» To be done:
From the entries provided below, copy each line that contains the word "JSON".

[Saved entries]
▼
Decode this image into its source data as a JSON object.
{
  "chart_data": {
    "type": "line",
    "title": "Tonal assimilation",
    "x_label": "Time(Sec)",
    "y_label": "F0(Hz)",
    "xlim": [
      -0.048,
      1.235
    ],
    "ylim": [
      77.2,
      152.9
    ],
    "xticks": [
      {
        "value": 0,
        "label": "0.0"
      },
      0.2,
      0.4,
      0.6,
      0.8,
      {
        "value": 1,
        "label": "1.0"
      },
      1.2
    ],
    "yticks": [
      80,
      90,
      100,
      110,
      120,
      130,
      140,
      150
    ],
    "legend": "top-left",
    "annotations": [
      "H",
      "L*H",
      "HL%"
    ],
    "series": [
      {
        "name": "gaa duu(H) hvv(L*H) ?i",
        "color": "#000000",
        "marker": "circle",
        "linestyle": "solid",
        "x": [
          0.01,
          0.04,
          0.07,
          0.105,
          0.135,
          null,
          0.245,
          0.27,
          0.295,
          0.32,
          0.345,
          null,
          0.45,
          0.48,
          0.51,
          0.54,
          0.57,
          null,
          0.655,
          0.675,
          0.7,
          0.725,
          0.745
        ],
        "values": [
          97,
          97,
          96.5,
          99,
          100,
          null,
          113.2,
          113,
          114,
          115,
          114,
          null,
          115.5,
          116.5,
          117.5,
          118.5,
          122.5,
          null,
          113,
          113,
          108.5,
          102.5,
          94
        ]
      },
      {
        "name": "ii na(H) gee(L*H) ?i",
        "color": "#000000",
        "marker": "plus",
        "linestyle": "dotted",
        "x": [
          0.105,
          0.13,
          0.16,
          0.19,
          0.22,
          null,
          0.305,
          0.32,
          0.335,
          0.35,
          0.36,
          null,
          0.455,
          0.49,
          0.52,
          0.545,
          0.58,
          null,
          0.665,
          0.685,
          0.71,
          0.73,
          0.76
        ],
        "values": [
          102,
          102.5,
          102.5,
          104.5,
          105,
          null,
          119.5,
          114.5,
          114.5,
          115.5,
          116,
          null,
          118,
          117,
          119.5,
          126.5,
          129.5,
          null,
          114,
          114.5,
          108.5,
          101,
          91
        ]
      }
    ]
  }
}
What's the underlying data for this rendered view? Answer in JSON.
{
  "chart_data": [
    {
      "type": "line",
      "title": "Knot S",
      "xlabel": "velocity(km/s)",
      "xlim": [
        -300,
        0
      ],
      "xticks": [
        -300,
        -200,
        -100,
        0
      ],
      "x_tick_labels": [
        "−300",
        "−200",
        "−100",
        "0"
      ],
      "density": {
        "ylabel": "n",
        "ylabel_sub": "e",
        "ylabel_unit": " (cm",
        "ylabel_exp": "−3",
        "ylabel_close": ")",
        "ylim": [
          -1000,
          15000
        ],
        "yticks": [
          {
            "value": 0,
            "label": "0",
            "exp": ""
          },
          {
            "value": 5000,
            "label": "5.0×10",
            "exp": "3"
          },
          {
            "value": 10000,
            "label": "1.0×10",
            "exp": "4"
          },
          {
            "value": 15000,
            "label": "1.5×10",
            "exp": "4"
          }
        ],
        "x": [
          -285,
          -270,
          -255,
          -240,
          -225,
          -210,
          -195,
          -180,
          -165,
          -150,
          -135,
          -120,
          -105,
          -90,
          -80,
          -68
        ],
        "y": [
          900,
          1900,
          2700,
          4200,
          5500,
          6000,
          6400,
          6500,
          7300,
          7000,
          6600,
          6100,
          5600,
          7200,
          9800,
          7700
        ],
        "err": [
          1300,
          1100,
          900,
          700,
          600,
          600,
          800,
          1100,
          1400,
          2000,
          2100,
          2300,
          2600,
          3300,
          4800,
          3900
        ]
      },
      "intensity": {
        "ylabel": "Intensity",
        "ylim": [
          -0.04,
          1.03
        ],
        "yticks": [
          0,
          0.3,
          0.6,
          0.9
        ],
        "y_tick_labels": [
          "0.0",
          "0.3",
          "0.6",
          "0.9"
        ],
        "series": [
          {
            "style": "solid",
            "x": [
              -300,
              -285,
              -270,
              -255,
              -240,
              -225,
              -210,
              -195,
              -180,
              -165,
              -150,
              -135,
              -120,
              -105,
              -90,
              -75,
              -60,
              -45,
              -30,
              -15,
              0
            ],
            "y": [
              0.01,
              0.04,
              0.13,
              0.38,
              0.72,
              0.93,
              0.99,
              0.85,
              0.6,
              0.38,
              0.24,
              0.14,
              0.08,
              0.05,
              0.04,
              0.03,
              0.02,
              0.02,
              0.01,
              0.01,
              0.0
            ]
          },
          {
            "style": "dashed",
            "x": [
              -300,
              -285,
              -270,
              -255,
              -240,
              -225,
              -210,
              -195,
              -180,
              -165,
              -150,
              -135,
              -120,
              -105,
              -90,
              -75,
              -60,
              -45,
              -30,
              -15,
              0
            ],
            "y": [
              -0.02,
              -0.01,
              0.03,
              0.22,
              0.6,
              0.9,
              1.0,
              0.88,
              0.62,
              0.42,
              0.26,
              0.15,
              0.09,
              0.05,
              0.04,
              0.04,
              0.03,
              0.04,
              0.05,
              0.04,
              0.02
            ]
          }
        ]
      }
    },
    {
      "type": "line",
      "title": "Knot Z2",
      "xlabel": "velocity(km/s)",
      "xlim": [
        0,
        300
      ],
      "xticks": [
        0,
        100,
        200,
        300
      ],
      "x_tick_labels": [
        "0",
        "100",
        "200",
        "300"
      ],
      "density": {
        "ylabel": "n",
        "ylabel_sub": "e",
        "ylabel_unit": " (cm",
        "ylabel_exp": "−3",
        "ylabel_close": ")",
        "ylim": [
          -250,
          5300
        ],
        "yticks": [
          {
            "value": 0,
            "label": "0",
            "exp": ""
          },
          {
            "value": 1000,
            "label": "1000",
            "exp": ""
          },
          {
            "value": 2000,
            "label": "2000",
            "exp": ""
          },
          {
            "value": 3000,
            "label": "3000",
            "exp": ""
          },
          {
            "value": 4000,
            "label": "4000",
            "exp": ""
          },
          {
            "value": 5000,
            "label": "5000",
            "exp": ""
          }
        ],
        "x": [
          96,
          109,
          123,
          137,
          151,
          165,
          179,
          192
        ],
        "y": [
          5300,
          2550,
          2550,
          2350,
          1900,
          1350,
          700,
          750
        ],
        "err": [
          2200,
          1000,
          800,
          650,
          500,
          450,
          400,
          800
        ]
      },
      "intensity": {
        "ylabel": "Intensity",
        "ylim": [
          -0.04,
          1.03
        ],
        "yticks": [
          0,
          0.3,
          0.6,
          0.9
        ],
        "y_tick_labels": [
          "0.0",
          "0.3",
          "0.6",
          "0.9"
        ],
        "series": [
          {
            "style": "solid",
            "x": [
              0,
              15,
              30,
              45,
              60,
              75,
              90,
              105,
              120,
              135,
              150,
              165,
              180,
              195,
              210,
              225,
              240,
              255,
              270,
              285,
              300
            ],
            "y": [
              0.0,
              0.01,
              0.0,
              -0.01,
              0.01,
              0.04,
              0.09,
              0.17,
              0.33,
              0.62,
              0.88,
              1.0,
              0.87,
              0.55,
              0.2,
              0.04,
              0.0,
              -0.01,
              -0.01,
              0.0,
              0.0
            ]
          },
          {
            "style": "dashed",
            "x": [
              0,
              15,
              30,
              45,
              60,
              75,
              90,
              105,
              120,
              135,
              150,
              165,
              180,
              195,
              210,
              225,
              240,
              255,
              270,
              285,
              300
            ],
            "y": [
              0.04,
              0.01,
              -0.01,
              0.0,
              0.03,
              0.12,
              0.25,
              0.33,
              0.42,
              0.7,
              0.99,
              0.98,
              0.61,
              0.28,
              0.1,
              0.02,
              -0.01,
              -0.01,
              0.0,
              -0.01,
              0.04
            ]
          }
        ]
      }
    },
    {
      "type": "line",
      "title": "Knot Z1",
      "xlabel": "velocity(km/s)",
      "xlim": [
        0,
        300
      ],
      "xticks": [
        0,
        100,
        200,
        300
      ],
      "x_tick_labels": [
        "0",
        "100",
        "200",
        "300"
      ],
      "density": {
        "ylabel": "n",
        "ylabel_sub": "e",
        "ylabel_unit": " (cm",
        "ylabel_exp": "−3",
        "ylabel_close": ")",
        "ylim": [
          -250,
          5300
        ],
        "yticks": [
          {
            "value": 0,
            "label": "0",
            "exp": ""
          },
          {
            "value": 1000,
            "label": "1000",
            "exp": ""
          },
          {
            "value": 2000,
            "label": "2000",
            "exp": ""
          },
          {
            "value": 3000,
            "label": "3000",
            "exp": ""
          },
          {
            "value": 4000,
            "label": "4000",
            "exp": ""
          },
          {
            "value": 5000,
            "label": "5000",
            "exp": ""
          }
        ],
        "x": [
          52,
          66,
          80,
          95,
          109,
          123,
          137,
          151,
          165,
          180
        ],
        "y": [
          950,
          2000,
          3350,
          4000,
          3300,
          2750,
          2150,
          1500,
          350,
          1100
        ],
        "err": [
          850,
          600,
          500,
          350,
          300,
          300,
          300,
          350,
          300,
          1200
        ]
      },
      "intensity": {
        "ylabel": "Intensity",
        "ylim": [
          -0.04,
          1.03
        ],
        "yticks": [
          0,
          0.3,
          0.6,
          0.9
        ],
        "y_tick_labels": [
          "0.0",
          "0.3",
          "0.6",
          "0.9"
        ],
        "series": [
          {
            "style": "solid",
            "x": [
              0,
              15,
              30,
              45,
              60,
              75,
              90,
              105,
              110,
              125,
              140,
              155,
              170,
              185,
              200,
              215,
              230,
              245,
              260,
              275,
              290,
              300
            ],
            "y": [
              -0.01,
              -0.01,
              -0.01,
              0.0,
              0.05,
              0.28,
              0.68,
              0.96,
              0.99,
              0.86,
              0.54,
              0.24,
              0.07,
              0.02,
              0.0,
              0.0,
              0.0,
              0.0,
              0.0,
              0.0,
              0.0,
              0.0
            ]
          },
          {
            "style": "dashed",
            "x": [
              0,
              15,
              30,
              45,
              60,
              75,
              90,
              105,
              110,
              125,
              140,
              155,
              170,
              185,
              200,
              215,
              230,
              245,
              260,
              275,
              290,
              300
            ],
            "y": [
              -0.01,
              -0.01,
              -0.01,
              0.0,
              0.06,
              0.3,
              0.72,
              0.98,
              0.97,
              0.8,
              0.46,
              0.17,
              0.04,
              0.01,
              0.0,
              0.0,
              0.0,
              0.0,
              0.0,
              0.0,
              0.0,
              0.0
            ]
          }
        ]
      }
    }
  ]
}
▲
» Full solution:
Decode this image into its source data as a JSON object.
What's the underlying data for this rendered view? Answer in JSON.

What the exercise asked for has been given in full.